[Some records]
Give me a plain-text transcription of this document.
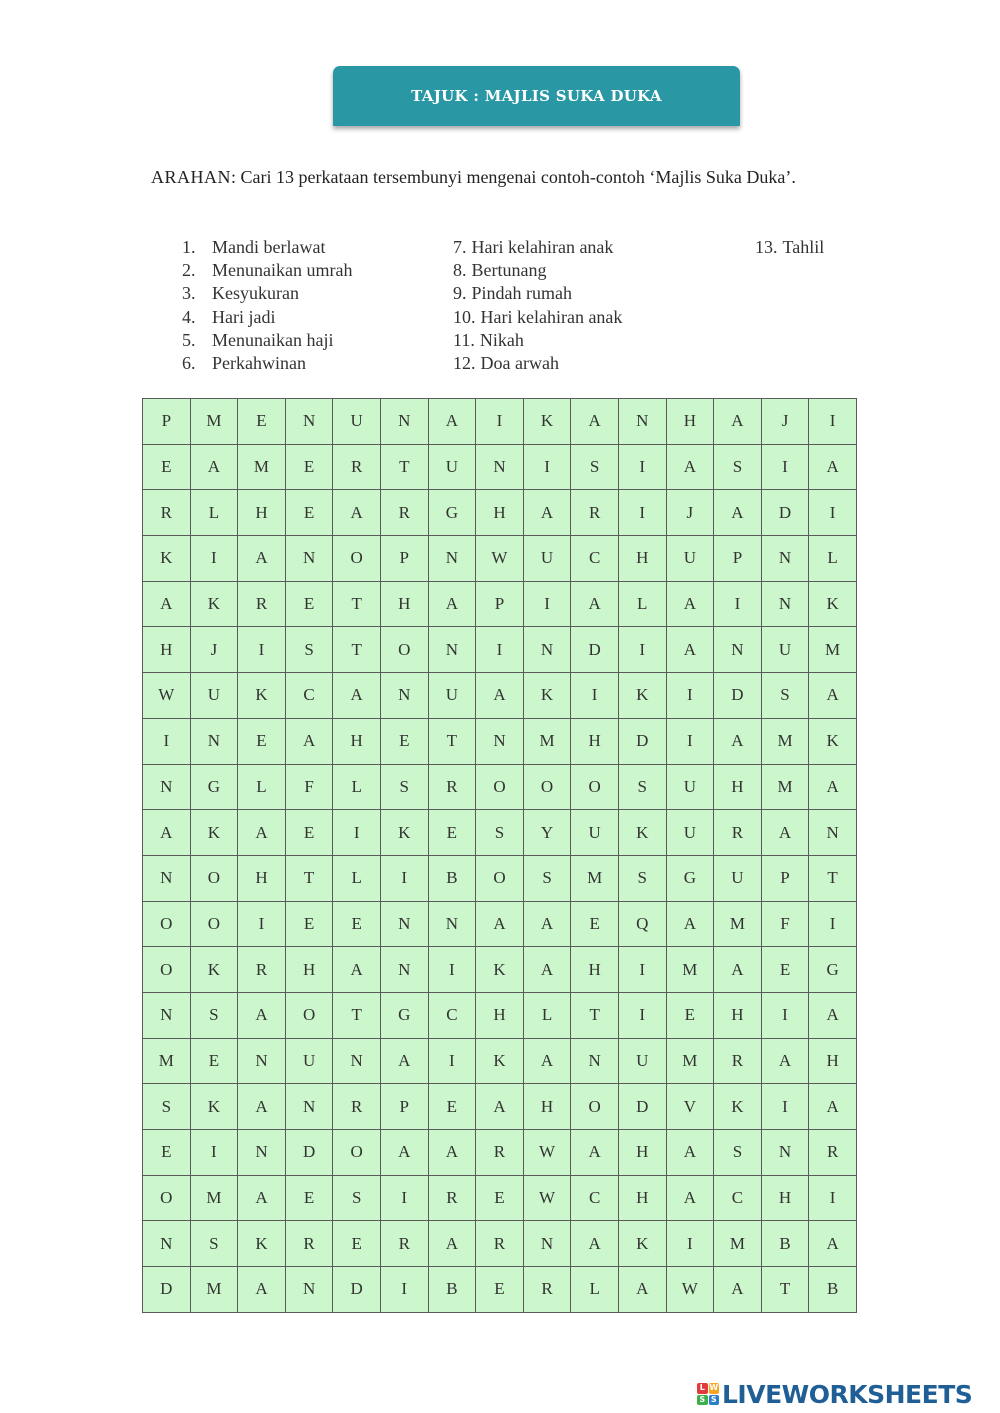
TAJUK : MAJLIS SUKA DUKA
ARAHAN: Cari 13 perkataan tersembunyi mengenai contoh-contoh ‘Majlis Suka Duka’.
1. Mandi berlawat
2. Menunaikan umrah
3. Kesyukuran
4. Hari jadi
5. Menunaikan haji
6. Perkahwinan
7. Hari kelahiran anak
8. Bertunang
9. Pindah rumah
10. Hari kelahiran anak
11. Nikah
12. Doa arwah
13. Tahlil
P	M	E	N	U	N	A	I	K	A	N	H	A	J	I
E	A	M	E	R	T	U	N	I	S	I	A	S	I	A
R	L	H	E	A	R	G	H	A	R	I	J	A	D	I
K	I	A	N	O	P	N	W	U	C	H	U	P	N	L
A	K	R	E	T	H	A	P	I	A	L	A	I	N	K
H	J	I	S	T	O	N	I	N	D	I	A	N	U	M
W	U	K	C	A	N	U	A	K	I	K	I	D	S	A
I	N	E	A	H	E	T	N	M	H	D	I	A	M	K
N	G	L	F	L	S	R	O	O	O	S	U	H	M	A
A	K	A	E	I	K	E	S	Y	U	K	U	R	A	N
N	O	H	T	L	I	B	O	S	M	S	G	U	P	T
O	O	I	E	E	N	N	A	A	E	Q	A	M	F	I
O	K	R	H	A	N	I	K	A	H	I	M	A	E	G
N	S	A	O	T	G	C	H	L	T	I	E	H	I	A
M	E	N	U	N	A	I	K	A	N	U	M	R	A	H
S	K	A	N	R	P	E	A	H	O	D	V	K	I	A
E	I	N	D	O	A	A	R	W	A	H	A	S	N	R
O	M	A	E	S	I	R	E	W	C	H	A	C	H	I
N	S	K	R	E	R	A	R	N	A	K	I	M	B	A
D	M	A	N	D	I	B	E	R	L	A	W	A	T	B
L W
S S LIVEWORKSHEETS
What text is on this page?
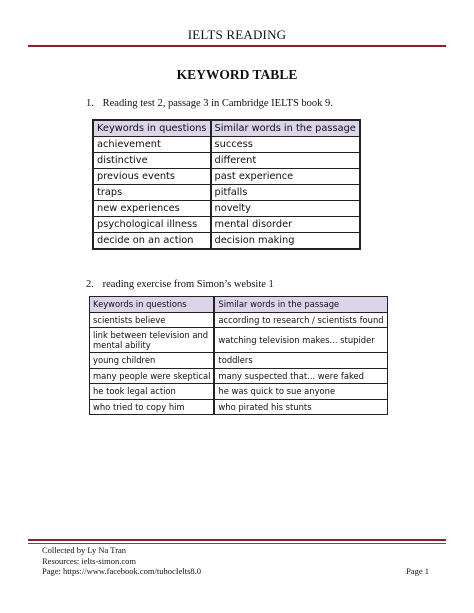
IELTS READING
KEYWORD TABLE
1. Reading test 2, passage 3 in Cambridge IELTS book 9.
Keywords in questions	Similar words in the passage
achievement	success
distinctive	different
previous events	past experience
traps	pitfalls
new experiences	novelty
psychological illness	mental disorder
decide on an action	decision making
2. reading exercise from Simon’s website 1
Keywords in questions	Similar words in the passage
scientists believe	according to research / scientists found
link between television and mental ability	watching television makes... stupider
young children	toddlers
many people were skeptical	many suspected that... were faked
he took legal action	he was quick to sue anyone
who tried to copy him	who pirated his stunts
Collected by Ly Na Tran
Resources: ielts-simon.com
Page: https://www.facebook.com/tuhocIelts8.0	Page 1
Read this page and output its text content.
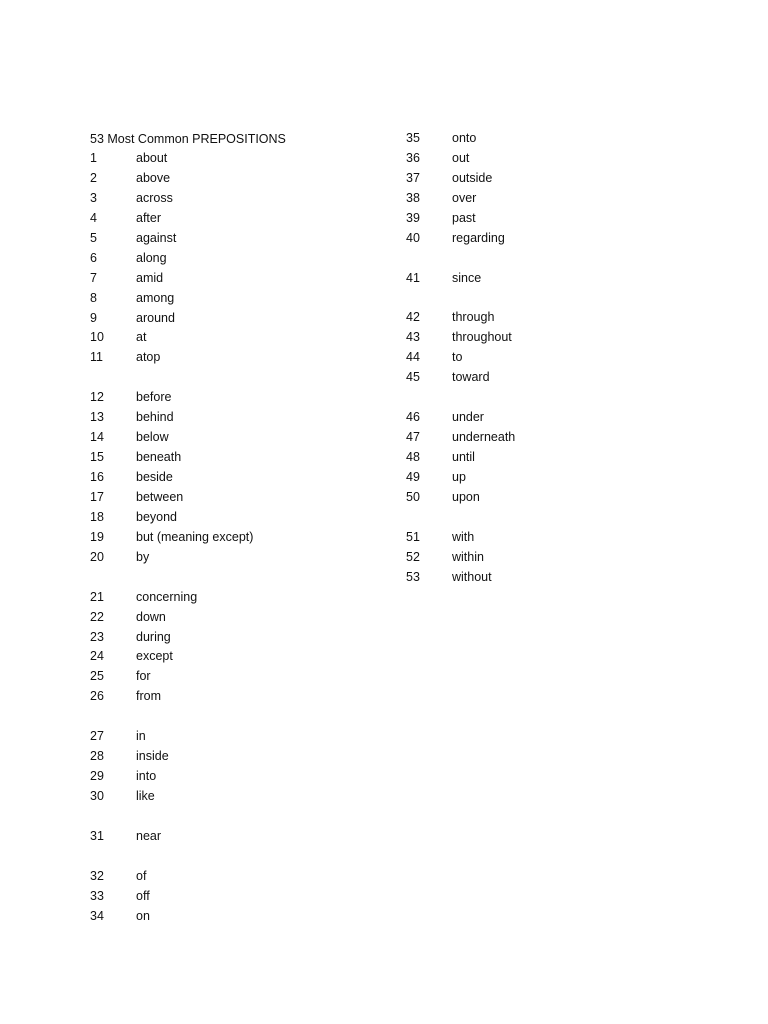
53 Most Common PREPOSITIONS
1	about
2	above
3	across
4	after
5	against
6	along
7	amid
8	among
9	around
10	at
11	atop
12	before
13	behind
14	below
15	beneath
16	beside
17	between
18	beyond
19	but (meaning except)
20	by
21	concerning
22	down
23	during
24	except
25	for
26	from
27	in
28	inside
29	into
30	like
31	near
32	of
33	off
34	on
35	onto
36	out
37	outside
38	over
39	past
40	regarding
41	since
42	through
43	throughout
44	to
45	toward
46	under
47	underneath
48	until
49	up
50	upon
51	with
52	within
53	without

What is needed: Output only these lines, word for word: the line containing "Read this page and output its text content." and every line after it through the last line of the data. Omit the pictures.

Correct response:
Read this page and output its text content.
53 Most Common PREPOSITIONS
1	about
2	above
3	across
4	after
5	against
6	along
7	amid
8	among
9	around
10	at
11	atop
12	before
13	behind
14	below
15	beneath
16	beside
17	between
18	beyond
19	but (meaning except)
20	by
21	concerning
22	down
23	during
24	except
25	for
26	from
27	in
28	inside
29	into
30	like
31	near
32	of
33	off
34	on
35	onto
36	out
37	outside
38	over
39	past
40	regarding
41	since
42	through
43	throughout
44	to
45	toward
46	under
47	underneath
48	until
49	up
50	upon
51	with
52	within
53	without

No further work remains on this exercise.